* [Exercise description]: Collect every line of the records below that contains the word "source".

A run of records
-=-=-=-=-
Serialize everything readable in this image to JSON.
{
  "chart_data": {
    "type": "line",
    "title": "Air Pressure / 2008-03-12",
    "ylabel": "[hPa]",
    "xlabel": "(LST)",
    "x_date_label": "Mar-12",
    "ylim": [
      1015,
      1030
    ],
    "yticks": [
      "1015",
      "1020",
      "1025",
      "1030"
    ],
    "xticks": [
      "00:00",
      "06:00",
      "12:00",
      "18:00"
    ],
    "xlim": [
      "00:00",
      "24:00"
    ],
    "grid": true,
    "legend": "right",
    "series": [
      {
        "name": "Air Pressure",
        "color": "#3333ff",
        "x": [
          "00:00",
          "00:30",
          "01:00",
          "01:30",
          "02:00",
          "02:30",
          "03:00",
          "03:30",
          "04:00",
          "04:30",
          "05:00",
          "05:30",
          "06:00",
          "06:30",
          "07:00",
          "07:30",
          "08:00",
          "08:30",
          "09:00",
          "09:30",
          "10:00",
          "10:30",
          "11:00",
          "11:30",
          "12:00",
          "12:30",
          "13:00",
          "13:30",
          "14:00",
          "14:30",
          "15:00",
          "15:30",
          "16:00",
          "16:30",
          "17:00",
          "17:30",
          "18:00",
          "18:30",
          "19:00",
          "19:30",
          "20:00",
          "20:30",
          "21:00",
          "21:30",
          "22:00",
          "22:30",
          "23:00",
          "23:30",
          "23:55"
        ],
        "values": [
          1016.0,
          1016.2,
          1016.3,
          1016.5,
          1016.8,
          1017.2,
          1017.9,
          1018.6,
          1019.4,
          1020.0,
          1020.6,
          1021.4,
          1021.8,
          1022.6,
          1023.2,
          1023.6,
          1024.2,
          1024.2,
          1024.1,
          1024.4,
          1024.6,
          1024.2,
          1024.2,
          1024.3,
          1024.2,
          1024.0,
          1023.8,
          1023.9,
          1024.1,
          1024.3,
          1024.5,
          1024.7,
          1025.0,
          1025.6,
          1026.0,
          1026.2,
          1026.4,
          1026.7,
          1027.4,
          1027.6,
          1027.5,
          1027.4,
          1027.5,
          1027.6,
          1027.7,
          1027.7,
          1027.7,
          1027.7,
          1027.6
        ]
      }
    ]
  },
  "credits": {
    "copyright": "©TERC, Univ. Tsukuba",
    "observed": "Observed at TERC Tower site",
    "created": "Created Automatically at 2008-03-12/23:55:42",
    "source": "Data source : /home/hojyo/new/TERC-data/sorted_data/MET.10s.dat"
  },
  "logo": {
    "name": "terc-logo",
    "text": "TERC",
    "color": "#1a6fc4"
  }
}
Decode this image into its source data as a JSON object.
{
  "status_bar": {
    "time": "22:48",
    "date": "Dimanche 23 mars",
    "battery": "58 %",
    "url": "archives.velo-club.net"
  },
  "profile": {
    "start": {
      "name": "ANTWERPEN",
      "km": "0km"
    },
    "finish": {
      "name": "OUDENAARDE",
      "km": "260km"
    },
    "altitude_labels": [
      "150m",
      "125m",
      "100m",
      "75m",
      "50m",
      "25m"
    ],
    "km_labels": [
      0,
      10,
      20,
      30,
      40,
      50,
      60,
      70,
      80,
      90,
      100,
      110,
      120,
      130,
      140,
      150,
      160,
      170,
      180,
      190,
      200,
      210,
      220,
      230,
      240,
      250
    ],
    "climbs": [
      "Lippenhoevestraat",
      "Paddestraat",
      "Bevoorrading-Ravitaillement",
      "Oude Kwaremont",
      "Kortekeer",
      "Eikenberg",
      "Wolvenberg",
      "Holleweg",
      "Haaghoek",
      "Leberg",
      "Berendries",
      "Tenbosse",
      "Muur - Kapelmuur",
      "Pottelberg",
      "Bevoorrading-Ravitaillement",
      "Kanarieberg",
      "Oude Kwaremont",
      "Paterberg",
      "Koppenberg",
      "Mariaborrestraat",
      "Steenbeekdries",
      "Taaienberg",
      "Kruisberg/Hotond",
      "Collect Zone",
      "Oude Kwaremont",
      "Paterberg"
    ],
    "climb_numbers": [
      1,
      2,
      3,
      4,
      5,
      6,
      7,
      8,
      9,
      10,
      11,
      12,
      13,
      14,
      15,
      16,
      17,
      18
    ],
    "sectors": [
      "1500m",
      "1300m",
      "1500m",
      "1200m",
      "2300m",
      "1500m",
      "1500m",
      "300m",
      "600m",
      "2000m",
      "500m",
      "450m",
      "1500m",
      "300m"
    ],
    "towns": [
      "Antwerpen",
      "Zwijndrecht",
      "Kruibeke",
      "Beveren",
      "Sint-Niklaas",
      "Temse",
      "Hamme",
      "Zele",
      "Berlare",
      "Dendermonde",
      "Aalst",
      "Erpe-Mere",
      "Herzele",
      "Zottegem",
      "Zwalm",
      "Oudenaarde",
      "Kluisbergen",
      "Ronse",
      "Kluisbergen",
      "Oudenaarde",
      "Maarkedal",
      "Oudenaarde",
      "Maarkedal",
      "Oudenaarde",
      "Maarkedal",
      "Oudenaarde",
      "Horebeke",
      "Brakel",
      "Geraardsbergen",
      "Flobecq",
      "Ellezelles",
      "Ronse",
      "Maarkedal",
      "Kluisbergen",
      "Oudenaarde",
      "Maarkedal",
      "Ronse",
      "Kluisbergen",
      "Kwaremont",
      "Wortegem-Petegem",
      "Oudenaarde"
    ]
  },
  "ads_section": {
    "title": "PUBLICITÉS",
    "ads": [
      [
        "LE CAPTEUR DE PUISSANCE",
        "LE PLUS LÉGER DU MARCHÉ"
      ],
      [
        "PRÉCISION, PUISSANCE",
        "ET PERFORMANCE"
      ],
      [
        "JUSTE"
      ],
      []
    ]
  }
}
-=-=-=-=-
* [Answer for the task]:
    "source": "Data source : /home/hojyo/new/TERC-data/sorted_data/MET.10s.dat"
Decode this image into its source data as a JSON object.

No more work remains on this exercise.